[start of Data shown]

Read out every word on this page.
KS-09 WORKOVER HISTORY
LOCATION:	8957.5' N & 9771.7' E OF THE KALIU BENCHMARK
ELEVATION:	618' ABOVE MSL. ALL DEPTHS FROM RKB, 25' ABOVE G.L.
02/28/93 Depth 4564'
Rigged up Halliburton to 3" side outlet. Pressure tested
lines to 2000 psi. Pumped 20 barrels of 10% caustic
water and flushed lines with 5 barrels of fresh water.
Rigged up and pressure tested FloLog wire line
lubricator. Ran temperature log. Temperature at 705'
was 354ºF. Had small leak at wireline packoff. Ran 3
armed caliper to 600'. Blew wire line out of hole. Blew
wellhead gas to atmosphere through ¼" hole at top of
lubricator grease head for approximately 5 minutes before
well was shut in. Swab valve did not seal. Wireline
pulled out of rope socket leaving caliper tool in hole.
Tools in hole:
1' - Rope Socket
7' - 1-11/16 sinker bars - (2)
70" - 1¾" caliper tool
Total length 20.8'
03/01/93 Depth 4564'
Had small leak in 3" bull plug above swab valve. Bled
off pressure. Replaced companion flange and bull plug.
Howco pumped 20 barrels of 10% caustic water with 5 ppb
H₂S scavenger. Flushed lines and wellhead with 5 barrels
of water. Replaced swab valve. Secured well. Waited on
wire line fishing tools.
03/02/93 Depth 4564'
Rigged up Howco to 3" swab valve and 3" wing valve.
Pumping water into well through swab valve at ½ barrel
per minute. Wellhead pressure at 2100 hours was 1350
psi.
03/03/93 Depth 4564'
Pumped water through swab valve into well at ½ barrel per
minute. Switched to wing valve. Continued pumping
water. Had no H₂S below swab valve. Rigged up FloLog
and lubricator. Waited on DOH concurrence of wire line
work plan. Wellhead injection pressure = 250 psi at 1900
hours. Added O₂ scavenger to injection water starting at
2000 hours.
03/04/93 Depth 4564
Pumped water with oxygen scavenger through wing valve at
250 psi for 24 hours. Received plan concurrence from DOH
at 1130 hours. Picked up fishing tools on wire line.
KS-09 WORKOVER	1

[end of Data shown]

■ Task requirements: Quote the data above in full, changing nothing.

■ Exercise response:
Read out every word on this page.
KS-09 WORKOVER HISTORY
LOCATION:	8957.5' N & 9771.7' E OF THE KALIU BENCHMARK
ELEVATION:	618' ABOVE MSL. ALL DEPTHS FROM RKB, 25' ABOVE G.L.
02/28/93 Depth 4564'
Rigged up Halliburton to 3" side outlet. Pressure tested
lines to 2000 psi. Pumped 20 barrels of 10% caustic
water and flushed lines with 5 barrels of fresh water.
Rigged up and pressure tested FloLog wire line
lubricator. Ran temperature log. Temperature at 705'
was 354ºF. Had small leak at wireline packoff. Ran 3
armed caliper to 600'. Blew wire line out of hole. Blew
wellhead gas to atmosphere through ¼" hole at top of
lubricator grease head for approximately 5 minutes before
well was shut in. Swab valve did not seal. Wireline
pulled out of rope socket leaving caliper tool in hole.
Tools in hole:
1' - Rope Socket
7' - 1-11/16 sinker bars - (2)
70" - 1¾" caliper tool
Total length 20.8'
03/01/93 Depth 4564'
Had small leak in 3" bull plug above swab valve. Bled
off pressure. Replaced companion flange and bull plug.
Howco pumped 20 barrels of 10% caustic water with 5 ppb
H₂S scavenger. Flushed lines and wellhead with 5 barrels
of water. Replaced swab valve. Secured well. Waited on
wire line fishing tools.
03/02/93 Depth 4564'
Rigged up Howco to 3" swab valve and 3" wing valve.
Pumping water into well through swab valve at ½ barrel
per minute. Wellhead pressure at 2100 hours was 1350
psi.
03/03/93 Depth 4564'
Pumped water through swab valve into well at ½ barrel per
minute. Switched to wing valve. Continued pumping
water. Had no H₂S below swab valve. Rigged up FloLog
and lubricator. Waited on DOH concurrence of wire line
work plan. Wellhead injection pressure = 250 psi at 1900
hours. Added O₂ scavenger to injection water starting at
2000 hours.
03/04/93 Depth 4564
Pumped water with oxygen scavenger through wing valve at
250 psi for 24 hours. Received plan concurrence from DOH
at 1130 hours. Picked up fishing tools on wire line.
KS-09 WORKOVER	1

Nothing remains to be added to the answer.